━━ INFORMATION SHOWN ━━

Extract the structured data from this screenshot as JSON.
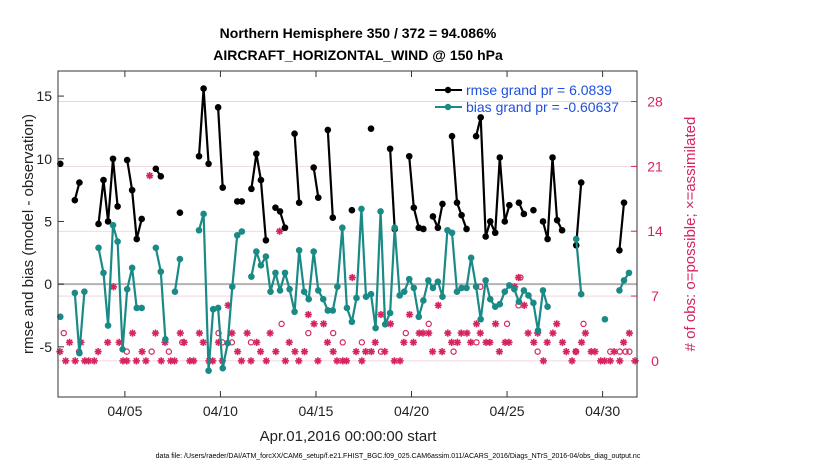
{
  "chart_data": {
    "type": "line",
    "title": "Northern Hemisphere 350 / 372 = 94.086%",
    "subtitle": "AIRCRAFT_HORIZONTAL_WIND @ 150 hPa",
    "xlabel": "Apr.01,2016 00:00:00 start",
    "ylabel": "rmse and bias (model - observation)",
    "y2label": "# of obs: o=possible; ×=assimilated",
    "footer": "data file: /Users/raeder/DAI/ATM_forcXX/CAM6_setup/f.e21.FHIST_BGC.f09_025.CAM6assim.011/ACARS_2016/Diags_NTrS_2016-04/obs_diag_output.nc",
    "xlim": [
      0.5,
      30.8
    ],
    "ylim": [
      -9,
      17
    ],
    "y2lim": [
      -3.9,
      31.3
    ],
    "x_ticks": [
      4,
      9,
      14,
      19,
      24,
      29
    ],
    "x_tick_labels": [
      "04/05",
      "04/10",
      "04/15",
      "04/20",
      "04/25",
      "04/30"
    ],
    "y_ticks": [
      -5,
      0,
      5,
      10,
      15
    ],
    "y_tick_labels": [
      "-5",
      "0",
      "5",
      "10",
      "15"
    ],
    "y2_ticks": [
      0,
      7,
      14,
      21,
      28
    ],
    "y2_tick_labels": [
      "0",
      "7",
      "14",
      "21",
      "28"
    ],
    "grid": true,
    "legend_position": "top-right",
    "zero_line": true,
    "series": [
      {
        "name": "rmse grand pr = 6.0839",
        "color": "#000000",
        "points": [
          [
            0.62,
            9.6
          ],
          null,
          [
            1.38,
            6.7
          ],
          [
            1.62,
            8.1
          ],
          null,
          [
            2.62,
            4.8
          ],
          [
            2.88,
            8.3
          ],
          [
            3.12,
            5.0
          ],
          [
            3.38,
            10.0
          ],
          [
            3.62,
            6.2
          ],
          null,
          [
            4.12,
            9.9
          ],
          [
            4.38,
            7.5
          ],
          [
            4.62,
            3.6
          ],
          [
            4.88,
            5.2
          ],
          null,
          [
            5.62,
            9.2
          ],
          [
            5.88,
            8.6
          ],
          null,
          [
            6.88,
            5.7
          ],
          null,
          [
            7.88,
            10.2
          ],
          [
            8.12,
            15.6
          ],
          [
            8.38,
            9.6
          ],
          null,
          [
            8.88,
            14.1
          ],
          [
            9.12,
            7.7
          ],
          null,
          [
            9.88,
            6.6
          ],
          [
            10.12,
            6.6
          ],
          null,
          [
            10.62,
            7.6
          ],
          [
            10.88,
            10.4
          ],
          [
            11.12,
            8.3
          ],
          [
            11.38,
            3.5
          ],
          null,
          [
            11.88,
            6.1
          ],
          [
            12.12,
            5.8
          ],
          [
            12.38,
            4.5
          ],
          null,
          [
            12.88,
            12.0
          ],
          [
            13.12,
            6.5
          ],
          null,
          [
            13.88,
            9.3
          ],
          [
            14.12,
            6.9
          ],
          null,
          [
            14.62,
            12.3
          ],
          [
            14.88,
            5.3
          ],
          null,
          [
            15.88,
            5.9
          ],
          null,
          [
            16.88,
            12.4
          ],
          null,
          [
            17.88,
            10.8
          ],
          [
            18.12,
            4.4
          ],
          null,
          [
            18.88,
            10.2
          ],
          [
            19.12,
            6.1
          ],
          [
            19.38,
            4.5
          ],
          [
            19.62,
            4.4
          ],
          null,
          [
            20.12,
            5.4
          ],
          [
            20.38,
            4.5
          ],
          [
            20.62,
            6.4
          ],
          null,
          [
            21.12,
            11.8
          ],
          [
            21.38,
            6.5
          ],
          [
            21.62,
            5.5
          ],
          [
            21.88,
            4.4
          ],
          null,
          [
            22.38,
            11.8
          ],
          [
            22.62,
            13.3
          ],
          [
            22.88,
            3.8
          ],
          [
            23.12,
            5.0
          ],
          [
            23.38,
            4.1
          ],
          [
            23.62,
            10.1
          ],
          [
            23.88,
            5.0
          ],
          [
            24.12,
            6.3
          ],
          null,
          [
            24.62,
            6.5
          ],
          [
            24.88,
            5.6
          ],
          null,
          [
            25.38,
            5.9
          ],
          null,
          [
            25.88,
            5.0
          ],
          [
            26.12,
            3.6
          ],
          [
            26.38,
            10.1
          ],
          [
            26.62,
            5.1
          ],
          [
            26.88,
            4.3
          ],
          null,
          [
            27.62,
            3.1
          ],
          [
            27.88,
            8.1
          ],
          null,
          [
            29.88,
            2.7
          ],
          [
            30.12,
            6.5
          ]
        ]
      },
      {
        "name": "bias grand pr = -0.60637",
        "color": "#1a8a86",
        "points": [
          [
            0.62,
            -2.6
          ],
          null,
          [
            1.38,
            -0.7
          ],
          [
            1.62,
            -5.5
          ],
          [
            1.88,
            -0.6
          ],
          null,
          [
            2.62,
            2.9
          ],
          [
            2.88,
            0.9
          ],
          [
            3.12,
            -3.3
          ],
          [
            3.38,
            4.7
          ],
          [
            3.62,
            3.4
          ],
          [
            3.88,
            -5.2
          ],
          [
            4.12,
            -0.4
          ],
          [
            4.38,
            1.3
          ],
          [
            4.62,
            -1.9
          ],
          [
            4.88,
            -1.9
          ],
          null,
          [
            5.62,
            2.9
          ],
          [
            5.88,
            1.0
          ],
          [
            6.12,
            -4.4
          ],
          null,
          [
            6.62,
            -0.6
          ],
          [
            6.88,
            2.0
          ],
          null,
          [
            7.88,
            4.3
          ],
          [
            8.12,
            5.6
          ],
          [
            8.38,
            -6.9
          ],
          [
            8.62,
            -2.0
          ],
          [
            8.88,
            -1.9
          ],
          [
            9.12,
            -6.7
          ],
          [
            9.38,
            -4.7
          ],
          [
            9.62,
            -0.2
          ],
          [
            9.88,
            3.9
          ],
          [
            10.12,
            4.2
          ],
          null,
          [
            10.62,
            0.6
          ],
          [
            10.88,
            2.6
          ],
          [
            11.12,
            1.5
          ],
          [
            11.38,
            2.2
          ],
          [
            11.62,
            -0.6
          ],
          [
            11.88,
            0.9
          ],
          [
            12.12,
            -0.5
          ],
          [
            12.38,
            0.9
          ],
          [
            12.62,
            -0.4
          ],
          [
            12.88,
            -2.2
          ],
          [
            13.12,
            2.7
          ],
          [
            13.38,
            -0.6
          ],
          [
            13.62,
            -1.2
          ],
          [
            13.88,
            2.6
          ],
          [
            14.12,
            -0.5
          ],
          [
            14.38,
            -1.2
          ],
          [
            14.62,
            -2.1
          ],
          [
            14.88,
            -2.1
          ],
          [
            15.12,
            -0.2
          ],
          [
            15.38,
            4.5
          ],
          [
            15.62,
            -1.9
          ],
          [
            15.88,
            -3.0
          ],
          [
            16.12,
            -1.1
          ],
          [
            16.38,
            6.0
          ],
          [
            16.62,
            -1.0
          ],
          [
            16.88,
            -0.8
          ],
          [
            17.12,
            -3.5
          ],
          [
            17.38,
            5.8
          ],
          [
            17.62,
            -3.2
          ],
          [
            17.88,
            -2.3
          ],
          [
            18.12,
            4.5
          ],
          [
            18.38,
            -0.9
          ],
          [
            18.62,
            -0.6
          ],
          [
            18.88,
            0.4
          ],
          [
            19.12,
            -0.3
          ],
          [
            19.38,
            -2.6
          ],
          [
            19.62,
            -1.3
          ],
          [
            19.88,
            0.3
          ],
          [
            20.12,
            -0.3
          ],
          [
            20.38,
            0.2
          ],
          [
            20.62,
            -1.0
          ],
          [
            20.88,
            4.3
          ],
          [
            21.12,
            4.1
          ],
          [
            21.38,
            -0.6
          ],
          [
            21.62,
            -0.3
          ],
          [
            21.88,
            -0.3
          ],
          [
            22.12,
            2.1
          ],
          [
            22.38,
            -0.2
          ],
          [
            22.62,
            -2.8
          ],
          [
            22.88,
            0.3
          ],
          [
            23.12,
            -1.2
          ],
          [
            23.38,
            -1.8
          ],
          [
            23.62,
            -1.6
          ],
          [
            23.88,
            -0.6
          ],
          [
            24.12,
            -0.1
          ],
          [
            24.38,
            -0.4
          ],
          [
            24.62,
            -1.4
          ],
          [
            24.88,
            -0.5
          ],
          [
            25.12,
            -0.9
          ],
          [
            25.38,
            -1.5
          ],
          [
            25.62,
            -3.7
          ],
          [
            25.88,
            -0.5
          ],
          [
            26.12,
            -1.8
          ],
          null,
          [
            27.62,
            3.6
          ],
          [
            27.88,
            -0.8
          ],
          null,
          [
            29.12,
            -2.8
          ],
          null,
          [
            29.88,
            -0.5
          ],
          [
            30.12,
            0.3
          ],
          [
            30.38,
            0.9
          ]
        ]
      }
    ],
    "obs_possible_markers": [
      [
        1.6,
        1
      ],
      [
        6.3,
        1
      ],
      [
        7.0,
        2
      ],
      [
        8.9,
        3
      ],
      [
        9.1,
        2
      ],
      [
        10.6,
        2
      ],
      [
        13.6,
        3
      ],
      [
        14.9,
        3
      ],
      [
        15.4,
        2
      ],
      [
        16.4,
        2
      ],
      [
        17.4,
        1
      ],
      [
        18.7,
        3
      ],
      [
        21.2,
        1
      ],
      [
        22.4,
        2
      ],
      [
        24.0,
        4
      ],
      [
        24.6,
        6
      ],
      [
        25.6,
        1
      ],
      [
        27.6,
        1
      ],
      [
        29.4,
        1
      ],
      [
        29.9,
        1
      ],
      [
        30.2,
        1
      ],
      [
        30.4,
        1
      ],
      [
        0.8,
        3
      ],
      [
        4.1,
        1
      ],
      [
        5.4,
        1
      ],
      [
        22.6,
        8
      ],
      [
        24.7,
        9
      ],
      [
        28.0,
        4
      ],
      [
        12.2,
        4
      ],
      [
        19.9,
        4
      ],
      [
        9.6,
        2
      ]
    ],
    "obs_assimilated_markers": [
      [
        0.6,
        1
      ],
      [
        0.9,
        0
      ],
      [
        1.1,
        2
      ],
      [
        1.4,
        0
      ],
      [
        1.7,
        2
      ],
      [
        1.9,
        0
      ],
      [
        2.1,
        0
      ],
      [
        2.4,
        0
      ],
      [
        2.6,
        1
      ],
      [
        3.1,
        2
      ],
      [
        3.4,
        8
      ],
      [
        3.7,
        2
      ],
      [
        3.9,
        0
      ],
      [
        4.1,
        0
      ],
      [
        4.4,
        3
      ],
      [
        4.6,
        0
      ],
      [
        4.9,
        1
      ],
      [
        5.1,
        0
      ],
      [
        5.3,
        20
      ],
      [
        5.6,
        3
      ],
      [
        5.9,
        0
      ],
      [
        6.1,
        2
      ],
      [
        6.4,
        0
      ],
      [
        6.6,
        0
      ],
      [
        6.9,
        3
      ],
      [
        7.1,
        2
      ],
      [
        7.4,
        0
      ],
      [
        7.6,
        0
      ],
      [
        7.9,
        3
      ],
      [
        8.1,
        2
      ],
      [
        8.4,
        0
      ],
      [
        8.6,
        0
      ],
      [
        8.9,
        2
      ],
      [
        9.1,
        0
      ],
      [
        9.4,
        6
      ],
      [
        9.6,
        3
      ],
      [
        9.9,
        1
      ],
      [
        10.1,
        0
      ],
      [
        10.4,
        3
      ],
      [
        10.6,
        0
      ],
      [
        10.9,
        2
      ],
      [
        11.1,
        1
      ],
      [
        11.4,
        0
      ],
      [
        11.6,
        3
      ],
      [
        11.9,
        1
      ],
      [
        12.1,
        14
      ],
      [
        12.4,
        0
      ],
      [
        12.6,
        2
      ],
      [
        12.9,
        1
      ],
      [
        13.1,
        0
      ],
      [
        13.4,
        1
      ],
      [
        13.6,
        5
      ],
      [
        13.9,
        4
      ],
      [
        14.1,
        0
      ],
      [
        14.4,
        4
      ],
      [
        14.6,
        2
      ],
      [
        14.9,
        1
      ],
      [
        15.1,
        0
      ],
      [
        15.4,
        0
      ],
      [
        15.6,
        0
      ],
      [
        15.9,
        9
      ],
      [
        16.1,
        1
      ],
      [
        16.4,
        0
      ],
      [
        16.6,
        1
      ],
      [
        16.9,
        1
      ],
      [
        17.1,
        2
      ],
      [
        17.4,
        5
      ],
      [
        17.6,
        1
      ],
      [
        17.9,
        4
      ],
      [
        18.1,
        0
      ],
      [
        18.4,
        0
      ],
      [
        18.6,
        2
      ],
      [
        18.9,
        5
      ],
      [
        19.1,
        2
      ],
      [
        19.4,
        3
      ],
      [
        19.6,
        3
      ],
      [
        19.9,
        3
      ],
      [
        20.1,
        1
      ],
      [
        20.4,
        6
      ],
      [
        20.6,
        1
      ],
      [
        20.9,
        3
      ],
      [
        21.1,
        2
      ],
      [
        21.4,
        2
      ],
      [
        21.6,
        3
      ],
      [
        21.9,
        3
      ],
      [
        22.1,
        2
      ],
      [
        22.4,
        4
      ],
      [
        22.6,
        3
      ],
      [
        22.9,
        2
      ],
      [
        23.1,
        2
      ],
      [
        23.4,
        4
      ],
      [
        23.6,
        1
      ],
      [
        23.9,
        2
      ],
      [
        24.1,
        2
      ],
      [
        24.4,
        8
      ],
      [
        24.6,
        9
      ],
      [
        24.9,
        6
      ],
      [
        25.1,
        3
      ],
      [
        25.4,
        2
      ],
      [
        25.6,
        3
      ],
      [
        25.9,
        0
      ],
      [
        26.1,
        2
      ],
      [
        26.4,
        3
      ],
      [
        26.6,
        4
      ],
      [
        26.9,
        2
      ],
      [
        27.1,
        1
      ],
      [
        27.4,
        0
      ],
      [
        27.6,
        1
      ],
      [
        27.9,
        2
      ],
      [
        28.1,
        3
      ],
      [
        28.4,
        1
      ],
      [
        28.6,
        1
      ],
      [
        28.9,
        0
      ],
      [
        29.1,
        0
      ],
      [
        29.4,
        0
      ],
      [
        29.6,
        1
      ],
      [
        29.9,
        0
      ],
      [
        30.1,
        2
      ],
      [
        30.4,
        3
      ],
      [
        30.7,
        0
      ]
    ]
  }
}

━━━

### [REQUIRED TASK]
Only lines with the word "rmse" are wanted, so copy each one from the records.

### [WRITTEN REPLY]
    "ylabel": "rmse and bias (model - observation)",
        "name": "rmse grand pr = 6.0839",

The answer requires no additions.